Reproduce the data in its entirety, exactly as supplied.

**Exercise material**
- - -

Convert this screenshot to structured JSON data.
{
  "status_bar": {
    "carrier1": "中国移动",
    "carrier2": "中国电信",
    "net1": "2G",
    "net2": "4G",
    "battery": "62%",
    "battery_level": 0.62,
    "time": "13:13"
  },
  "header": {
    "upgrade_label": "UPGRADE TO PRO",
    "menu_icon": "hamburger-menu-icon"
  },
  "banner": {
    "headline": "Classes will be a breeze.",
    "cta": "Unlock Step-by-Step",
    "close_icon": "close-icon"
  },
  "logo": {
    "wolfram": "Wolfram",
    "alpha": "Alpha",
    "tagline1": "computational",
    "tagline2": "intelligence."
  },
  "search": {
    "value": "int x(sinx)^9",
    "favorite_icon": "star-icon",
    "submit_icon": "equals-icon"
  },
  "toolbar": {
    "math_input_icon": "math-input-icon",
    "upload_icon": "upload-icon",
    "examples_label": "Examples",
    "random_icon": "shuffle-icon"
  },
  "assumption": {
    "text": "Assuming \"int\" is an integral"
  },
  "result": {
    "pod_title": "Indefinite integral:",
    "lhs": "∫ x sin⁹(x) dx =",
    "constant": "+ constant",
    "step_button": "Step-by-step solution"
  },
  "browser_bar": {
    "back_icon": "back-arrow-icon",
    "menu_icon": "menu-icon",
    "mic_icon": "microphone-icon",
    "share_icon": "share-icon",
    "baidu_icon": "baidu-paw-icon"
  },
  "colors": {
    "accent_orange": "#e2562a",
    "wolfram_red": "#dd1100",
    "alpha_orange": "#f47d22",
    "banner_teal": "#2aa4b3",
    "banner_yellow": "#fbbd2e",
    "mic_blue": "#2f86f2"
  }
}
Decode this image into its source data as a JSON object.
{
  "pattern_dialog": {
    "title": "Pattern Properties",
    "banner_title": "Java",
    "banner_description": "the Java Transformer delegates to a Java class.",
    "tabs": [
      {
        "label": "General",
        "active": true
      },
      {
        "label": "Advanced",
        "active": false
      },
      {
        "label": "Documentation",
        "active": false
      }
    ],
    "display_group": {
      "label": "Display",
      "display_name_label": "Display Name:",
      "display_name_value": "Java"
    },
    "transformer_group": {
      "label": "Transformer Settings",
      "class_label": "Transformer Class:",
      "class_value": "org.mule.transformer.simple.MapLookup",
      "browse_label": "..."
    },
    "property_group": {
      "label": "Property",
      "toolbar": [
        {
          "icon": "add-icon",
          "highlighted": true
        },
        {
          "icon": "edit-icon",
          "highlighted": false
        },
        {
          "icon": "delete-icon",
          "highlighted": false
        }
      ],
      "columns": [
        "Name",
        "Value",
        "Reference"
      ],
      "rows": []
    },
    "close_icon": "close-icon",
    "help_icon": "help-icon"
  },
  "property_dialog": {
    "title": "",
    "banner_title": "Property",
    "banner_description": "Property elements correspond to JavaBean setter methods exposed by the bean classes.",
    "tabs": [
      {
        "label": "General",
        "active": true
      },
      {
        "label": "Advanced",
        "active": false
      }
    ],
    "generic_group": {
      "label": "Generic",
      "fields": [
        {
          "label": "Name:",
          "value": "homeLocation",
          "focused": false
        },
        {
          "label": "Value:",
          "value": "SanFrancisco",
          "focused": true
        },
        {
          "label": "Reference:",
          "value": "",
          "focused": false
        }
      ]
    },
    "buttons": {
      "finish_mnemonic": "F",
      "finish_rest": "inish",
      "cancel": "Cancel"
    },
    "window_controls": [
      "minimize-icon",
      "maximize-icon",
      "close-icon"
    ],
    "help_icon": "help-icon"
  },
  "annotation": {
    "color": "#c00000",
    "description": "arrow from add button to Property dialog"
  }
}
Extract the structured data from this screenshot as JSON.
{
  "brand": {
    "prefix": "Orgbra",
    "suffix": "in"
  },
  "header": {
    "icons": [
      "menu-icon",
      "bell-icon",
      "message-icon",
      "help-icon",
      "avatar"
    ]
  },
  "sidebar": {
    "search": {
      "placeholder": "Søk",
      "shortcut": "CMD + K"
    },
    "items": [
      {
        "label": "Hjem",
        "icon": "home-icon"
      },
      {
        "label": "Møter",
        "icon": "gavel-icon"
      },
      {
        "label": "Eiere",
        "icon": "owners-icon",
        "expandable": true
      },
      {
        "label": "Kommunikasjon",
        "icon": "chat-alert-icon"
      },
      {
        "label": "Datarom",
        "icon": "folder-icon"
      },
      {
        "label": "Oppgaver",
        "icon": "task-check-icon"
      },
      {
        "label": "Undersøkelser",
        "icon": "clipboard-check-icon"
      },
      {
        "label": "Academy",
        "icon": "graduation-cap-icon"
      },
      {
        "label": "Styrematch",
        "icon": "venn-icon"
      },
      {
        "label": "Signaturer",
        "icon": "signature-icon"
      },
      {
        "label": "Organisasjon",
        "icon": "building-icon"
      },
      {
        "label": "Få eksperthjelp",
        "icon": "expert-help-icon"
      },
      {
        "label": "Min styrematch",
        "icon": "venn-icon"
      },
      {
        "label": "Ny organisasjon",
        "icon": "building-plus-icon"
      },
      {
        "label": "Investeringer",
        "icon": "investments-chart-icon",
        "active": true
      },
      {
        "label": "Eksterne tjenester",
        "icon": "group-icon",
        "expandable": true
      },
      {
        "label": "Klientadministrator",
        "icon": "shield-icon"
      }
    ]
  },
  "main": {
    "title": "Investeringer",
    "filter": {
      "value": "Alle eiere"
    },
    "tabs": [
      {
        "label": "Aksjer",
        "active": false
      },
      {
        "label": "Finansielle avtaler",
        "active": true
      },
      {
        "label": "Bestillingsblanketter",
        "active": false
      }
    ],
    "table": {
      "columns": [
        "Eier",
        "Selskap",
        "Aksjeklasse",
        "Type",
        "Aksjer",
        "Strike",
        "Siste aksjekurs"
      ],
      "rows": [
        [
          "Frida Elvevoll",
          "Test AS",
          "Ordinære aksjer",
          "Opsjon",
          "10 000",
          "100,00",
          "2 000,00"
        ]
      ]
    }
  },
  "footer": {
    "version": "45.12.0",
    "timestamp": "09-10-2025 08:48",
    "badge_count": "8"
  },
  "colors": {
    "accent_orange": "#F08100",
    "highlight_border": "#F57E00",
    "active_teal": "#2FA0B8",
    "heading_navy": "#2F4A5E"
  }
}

- - -

**Correct response**
Convert this screenshot to structured JSON data.
{
  "status_bar": {
    "carrier1": "中国移动",
    "carrier2": "中国电信",
    "net1": "2G",
    "net2": "4G",
    "battery": "62%",
    "battery_level": 0.62,
    "time": "13:13"
  },
  "header": {
    "upgrade_label": "UPGRADE TO PRO",
    "menu_icon": "hamburger-menu-icon"
  },
  "banner": {
    "headline": "Classes will be a breeze.",
    "cta": "Unlock Step-by-Step",
    "close_icon": "close-icon"
  },
  "logo": {
    "wolfram": "Wolfram",
    "alpha": "Alpha",
    "tagline1": "computational",
    "tagline2": "intelligence."
  },
  "search": {
    "value": "int x(sinx)^9",
    "favorite_icon": "star-icon",
    "submit_icon": "equals-icon"
  },
  "toolbar": {
    "math_input_icon": "math-input-icon",
    "upload_icon": "upload-icon",
    "examples_label": "Examples",
    "random_icon": "shuffle-icon"
  },
  "assumption": {
    "text": "Assuming \"int\" is an integral"
  },
  "result": {
    "pod_title": "Indefinite integral:",
    "lhs": "∫ x sin⁹(x) dx =",
    "constant": "+ constant",
    "step_button": "Step-by-step solution"
  },
  "browser_bar": {
    "back_icon": "back-arrow-icon",
    "menu_icon": "menu-icon",
    "mic_icon": "microphone-icon",
    "share_icon": "share-icon",
    "baidu_icon": "baidu-paw-icon"
  },
  "colors": {
    "accent_orange": "#e2562a",
    "wolfram_red": "#dd1100",
    "alpha_orange": "#f47d22",
    "banner_teal": "#2aa4b3",
    "banner_yellow": "#fbbd2e",
    "mic_blue": "#2f86f2"
  }
}
Decode this image into its source data as a JSON object.
{
  "pattern_dialog": {
    "title": "Pattern Properties",
    "banner_title": "Java",
    "banner_description": "the Java Transformer delegates to a Java class.",
    "tabs": [
      {
        "label": "General",
        "active": true
      },
      {
        "label": "Advanced",
        "active": false
      },
      {
        "label": "Documentation",
        "active": false
      }
    ],
    "display_group": {
      "label": "Display",
      "display_name_label": "Display Name:",
      "display_name_value": "Java"
    },
    "transformer_group": {
      "label": "Transformer Settings",
      "class_label": "Transformer Class:",
      "class_value": "org.mule.transformer.simple.MapLookup",
      "browse_label": "..."
    },
    "property_group": {
      "label": "Property",
      "toolbar": [
        {
          "icon": "add-icon",
          "highlighted": true
        },
        {
          "icon": "edit-icon",
          "highlighted": false
        },
        {
          "icon": "delete-icon",
          "highlighted": false
        }
      ],
      "columns": [
        "Name",
        "Value",
        "Reference"
      ],
      "rows": []
    },
    "close_icon": "close-icon",
    "help_icon": "help-icon"
  },
  "property_dialog": {
    "title": "",
    "banner_title": "Property",
    "banner_description": "Property elements correspond to JavaBean setter methods exposed by the bean classes.",
    "tabs": [
      {
        "label": "General",
        "active": true
      },
      {
        "label": "Advanced",
        "active": false
      }
    ],
    "generic_group": {
      "label": "Generic",
      "fields": [
        {
          "label": "Name:",
          "value": "homeLocation",
          "focused": false
        },
        {
          "label": "Value:",
          "value": "SanFrancisco",
          "focused": true
        },
        {
          "label": "Reference:",
          "value": "",
          "focused": false
        }
      ]
    },
    "buttons": {
      "finish_mnemonic": "F",
      "finish_rest": "inish",
      "cancel": "Cancel"
    },
    "window_controls": [
      "minimize-icon",
      "maximize-icon",
      "close-icon"
    ],
    "help_icon": "help-icon"
  },
  "annotation": {
    "color": "#c00000",
    "description": "arrow from add button to Property dialog"
  }
}
Extract the structured data from this screenshot as JSON.
{
  "brand": {
    "prefix": "Orgbra",
    "suffix": "in"
  },
  "header": {
    "icons": [
      "menu-icon",
      "bell-icon",
      "message-icon",
      "help-icon",
      "avatar"
    ]
  },
  "sidebar": {
    "search": {
      "placeholder": "Søk",
      "shortcut": "CMD + K"
    },
    "items": [
      {
        "label": "Hjem",
        "icon": "home-icon"
      },
      {
        "label": "Møter",
        "icon": "gavel-icon"
      },
      {
        "label": "Eiere",
        "icon": "owners-icon",
        "expandable": true
      },
      {
        "label": "Kommunikasjon",
        "icon": "chat-alert-icon"
      },
      {
        "label": "Datarom",
        "icon": "folder-icon"
      },
      {
        "label": "Oppgaver",
        "icon": "task-check-icon"
      },
      {
        "label": "Undersøkelser",
        "icon": "clipboard-check-icon"
      },
      {
        "label": "Academy",
        "icon": "graduation-cap-icon"
      },
      {
        "label": "Styrematch",
        "icon": "venn-icon"
      },
      {
        "label": "Signaturer",
        "icon": "signature-icon"
      },
      {
        "label": "Organisasjon",
        "icon": "building-icon"
      },
      {
        "label": "Få eksperthjelp",
        "icon": "expert-help-icon"
      },
      {
        "label": "Min styrematch",
        "icon": "venn-icon"
      },
      {
        "label": "Ny organisasjon",
        "icon": "building-plus-icon"
      },
      {
        "label": "Investeringer",
        "icon": "investments-chart-icon",
        "active": true
      },
      {
        "label": "Eksterne tjenester",
        "icon": "group-icon",
        "expandable": true
      },
      {
        "label": "Klientadministrator",
        "icon": "shield-icon"
      }
    ]
  },
  "main": {
    "title": "Investeringer",
    "filter": {
      "value": "Alle eiere"
    },
    "tabs": [
      {
        "label": "Aksjer",
        "active": false
      },
      {
        "label": "Finansielle avtaler",
        "active": true
      },
      {
        "label": "Bestillingsblanketter",
        "active": false
      }
    ],
    "table": {
      "columns": [
        "Eier",
        "Selskap",
        "Aksjeklasse",
        "Type",
        "Aksjer",
        "Strike",
        "Siste aksjekurs"
      ],
      "rows": [
        [
          "Frida Elvevoll",
          "Test AS",
          "Ordinære aksjer",
          "Opsjon",
          "10 000",
          "100,00",
          "2 000,00"
        ]
      ]
    }
  },
  "footer": {
    "version": "45.12.0",
    "timestamp": "09-10-2025 08:48",
    "badge_count": "8"
  },
  "colors": {
    "accent_orange": "#F08100",
    "highlight_border": "#F57E00",
    "active_teal": "#2FA0B8",
    "heading_navy": "#2F4A5E"
  }
}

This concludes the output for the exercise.